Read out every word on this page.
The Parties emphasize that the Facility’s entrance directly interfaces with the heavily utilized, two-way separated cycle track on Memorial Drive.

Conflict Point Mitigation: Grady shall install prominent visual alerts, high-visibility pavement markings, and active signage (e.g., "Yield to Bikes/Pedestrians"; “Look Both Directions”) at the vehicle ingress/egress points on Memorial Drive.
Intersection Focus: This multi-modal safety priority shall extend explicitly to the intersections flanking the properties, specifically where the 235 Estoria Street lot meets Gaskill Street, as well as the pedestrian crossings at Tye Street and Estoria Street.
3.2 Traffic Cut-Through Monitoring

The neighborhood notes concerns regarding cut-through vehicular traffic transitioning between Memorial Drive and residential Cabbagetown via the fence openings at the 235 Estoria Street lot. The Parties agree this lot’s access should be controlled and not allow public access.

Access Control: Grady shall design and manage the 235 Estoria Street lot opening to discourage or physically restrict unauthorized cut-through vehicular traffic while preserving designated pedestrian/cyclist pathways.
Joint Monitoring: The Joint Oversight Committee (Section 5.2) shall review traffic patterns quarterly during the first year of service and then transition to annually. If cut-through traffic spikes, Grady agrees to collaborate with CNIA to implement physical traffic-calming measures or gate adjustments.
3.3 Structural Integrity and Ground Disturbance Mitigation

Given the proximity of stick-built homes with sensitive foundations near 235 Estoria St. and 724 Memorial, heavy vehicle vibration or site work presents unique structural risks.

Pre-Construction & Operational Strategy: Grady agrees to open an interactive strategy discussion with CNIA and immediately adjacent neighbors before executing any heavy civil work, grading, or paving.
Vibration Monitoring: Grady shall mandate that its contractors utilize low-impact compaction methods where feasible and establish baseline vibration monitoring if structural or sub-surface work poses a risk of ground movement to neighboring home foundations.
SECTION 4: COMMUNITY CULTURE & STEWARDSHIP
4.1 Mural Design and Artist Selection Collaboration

-*-*-

§ **Work to complete**: Examine the records and pull out every line where the string "Mitigation" occurs.

§ **Output for this task**:
Conflict Point Mitigation: Grady shall install prominent visual alerts, high-visibility pavement markings, and active signage (e.g., "Yield to Bikes/Pedestrians"; “Look Both Directions”) at the vehicle ingress/egress points on Memorial Drive.
3.3 Structural Integrity and Ground Disturbance Mitigation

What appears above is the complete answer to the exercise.